TEKS SUMBER ▸
━━━
JAKARTA - Kebutuhan ventilator atau alat bantu pernapasan terus meningkat seiring dengan penambahan pasien yang positif terinfeksi corona atau COVID-19. Pemerintah juga terus melakukan pengembangan terhadap alat kesehatan tersebut, mengingat saat ini alat itu sangat dibutuhkan dalam penanganan virus ini.
Saat ini Kementerian Kesehatan (Kemenkes) membutuhkan 1.000 ventilator berbasis Continuous Positive Airway Pressure (CPAP). Ventilator CPAP biasanya digunakan untuk pasien dengan gangguan sleep apnea atau kondisi di mana pernapasan berhenti saat tidur.
Menteri Riset dan Teknologi, Bambang Brodjonegoro menargetkan, produksi massal ventilator buatan dalam negeri bisa dilakukan mulai minggu depan. Saat ini dari 28 usulan pembuatan ventilator, empat di antaranya sudah menyelesaikan pengajuan di Balai Pengaman Fasilitas Kesehatan (BPFK) Kementerian Kesehatan.
Empat prototipe yang sudah selesai uji alat antara lain berasal dari Universitas Indonesia, Institut Teknologi Bandung, Universitas Padjadjaran-Salman, Dharma Group, dan Badan Pengkajian dan Penerapan Teknologi (BPPT).
"Kami harap uji klinis bisa selesai minggu ini sehingga minggu depan sudah mulai produksi," katanya, dalam rapat gabungan virtual bersama Komisi VI, VII, dan IX DPR RI, Selasa, 5 Mei.
Bambang mengatakan, kapastitas produksi ventilator dalam negeri cukup tinggi. Salah satunya, yang bekerja sama dengan BPPT bisa memproduksi hingga 100 unit ventilator per minggu per pabrik.
"Dan harapan ini bisa mengejar kebutuhan dari tenaga kesehatan dan informasi terakhir dari Kemenkes dibutuhkan 1.000 unit dari CPAP dan 700 unit yang ambubag," tuturnya.
━━━
DATA YANG DITAMPILKAN ▸
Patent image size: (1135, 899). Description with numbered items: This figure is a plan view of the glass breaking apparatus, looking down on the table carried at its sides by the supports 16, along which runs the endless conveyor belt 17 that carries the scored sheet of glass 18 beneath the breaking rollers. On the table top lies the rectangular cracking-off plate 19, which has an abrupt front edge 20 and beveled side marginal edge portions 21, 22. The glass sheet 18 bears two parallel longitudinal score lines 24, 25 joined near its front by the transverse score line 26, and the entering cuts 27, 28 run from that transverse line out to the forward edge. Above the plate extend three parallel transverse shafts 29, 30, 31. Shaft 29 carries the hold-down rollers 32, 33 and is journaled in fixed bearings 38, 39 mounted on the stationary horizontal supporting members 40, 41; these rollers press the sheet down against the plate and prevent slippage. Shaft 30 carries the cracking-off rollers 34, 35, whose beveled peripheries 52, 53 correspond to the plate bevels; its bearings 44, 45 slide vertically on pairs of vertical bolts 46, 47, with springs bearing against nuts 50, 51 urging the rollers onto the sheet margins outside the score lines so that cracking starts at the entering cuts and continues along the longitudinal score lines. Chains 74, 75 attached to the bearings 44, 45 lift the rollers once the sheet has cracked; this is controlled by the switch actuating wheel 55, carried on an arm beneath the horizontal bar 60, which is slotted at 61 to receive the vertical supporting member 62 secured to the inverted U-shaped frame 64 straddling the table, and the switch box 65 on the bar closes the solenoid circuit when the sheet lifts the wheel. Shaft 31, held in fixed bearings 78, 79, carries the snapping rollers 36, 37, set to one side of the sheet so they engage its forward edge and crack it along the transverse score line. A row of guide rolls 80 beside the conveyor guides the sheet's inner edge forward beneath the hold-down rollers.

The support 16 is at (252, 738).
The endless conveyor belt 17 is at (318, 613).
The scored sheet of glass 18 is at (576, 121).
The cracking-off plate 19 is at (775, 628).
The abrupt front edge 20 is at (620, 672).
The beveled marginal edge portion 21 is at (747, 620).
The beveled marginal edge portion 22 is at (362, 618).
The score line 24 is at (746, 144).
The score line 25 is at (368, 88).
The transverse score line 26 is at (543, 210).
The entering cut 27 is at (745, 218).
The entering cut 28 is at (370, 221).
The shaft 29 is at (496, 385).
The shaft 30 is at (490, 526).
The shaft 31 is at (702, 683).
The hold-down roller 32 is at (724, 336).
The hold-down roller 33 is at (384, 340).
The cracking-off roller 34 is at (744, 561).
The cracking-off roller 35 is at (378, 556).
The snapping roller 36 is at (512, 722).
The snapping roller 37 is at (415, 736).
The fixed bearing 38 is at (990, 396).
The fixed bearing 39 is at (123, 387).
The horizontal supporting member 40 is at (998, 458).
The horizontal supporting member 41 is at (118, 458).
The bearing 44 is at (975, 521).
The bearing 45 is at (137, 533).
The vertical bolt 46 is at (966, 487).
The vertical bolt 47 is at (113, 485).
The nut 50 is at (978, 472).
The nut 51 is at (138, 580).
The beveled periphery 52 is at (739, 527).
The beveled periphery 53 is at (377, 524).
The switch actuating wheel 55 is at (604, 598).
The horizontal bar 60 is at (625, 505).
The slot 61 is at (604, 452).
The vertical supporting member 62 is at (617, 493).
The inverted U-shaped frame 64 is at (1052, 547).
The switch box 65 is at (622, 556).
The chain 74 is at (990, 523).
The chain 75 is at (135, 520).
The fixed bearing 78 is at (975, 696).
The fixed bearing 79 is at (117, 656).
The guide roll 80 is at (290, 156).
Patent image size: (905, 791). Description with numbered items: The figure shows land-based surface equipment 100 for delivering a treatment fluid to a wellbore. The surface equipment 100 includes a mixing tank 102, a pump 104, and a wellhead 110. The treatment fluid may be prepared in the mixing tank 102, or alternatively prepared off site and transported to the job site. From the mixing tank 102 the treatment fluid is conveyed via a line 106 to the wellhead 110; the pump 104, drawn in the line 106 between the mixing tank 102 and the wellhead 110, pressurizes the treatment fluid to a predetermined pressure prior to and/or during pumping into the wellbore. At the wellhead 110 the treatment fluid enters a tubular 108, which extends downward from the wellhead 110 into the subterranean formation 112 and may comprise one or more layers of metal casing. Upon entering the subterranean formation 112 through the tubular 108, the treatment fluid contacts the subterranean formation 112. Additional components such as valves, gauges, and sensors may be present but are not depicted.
━━━
YANG HARUS DIKERJAKAN ▸ Ubah bagian teks tentang kebutuhan ventilator mulai dari "Saat ini Kementerian" sampai "Penerapan Teknologi (BPPT)." dengan mengganti "prototipe" menjadi "purwarupa".

JAWABAN LATIHAN ▸
Saat ini Kementerian Kesehatan (Kemenkes) membutuhkan 1.000 ventilator berbasis Continuous Positive Airway Pressure (CPAP). Ventilator CPAP biasanya digunakan untuk pasien dengan gangguan sleep apnea atau kondisi di mana pernapasan berhenti saat tidur.
Menteri Riset dan Teknologi, Bambang Brodjonegoro menargetkan, produksi massal ventilator buatan dalam negeri bisa dilakukan mulai minggu depan. Saat ini dari 28 usulan pembuatan ventilator, empat di antaranya sudah menyelesaikan pengajuan di Balai Pengaman Fasilitas Kesehatan (BPFK) Kementerian Kesehatan.
Empat purwarupa yang sudah selesai uji alat antara lain berasal dari Universitas Indonesia, Institut Teknologi Bandung, Universitas Padjadjaran-Salman, Dharma Group, dan Badan Pengkajian dan Penerapan Teknologi (BPPT).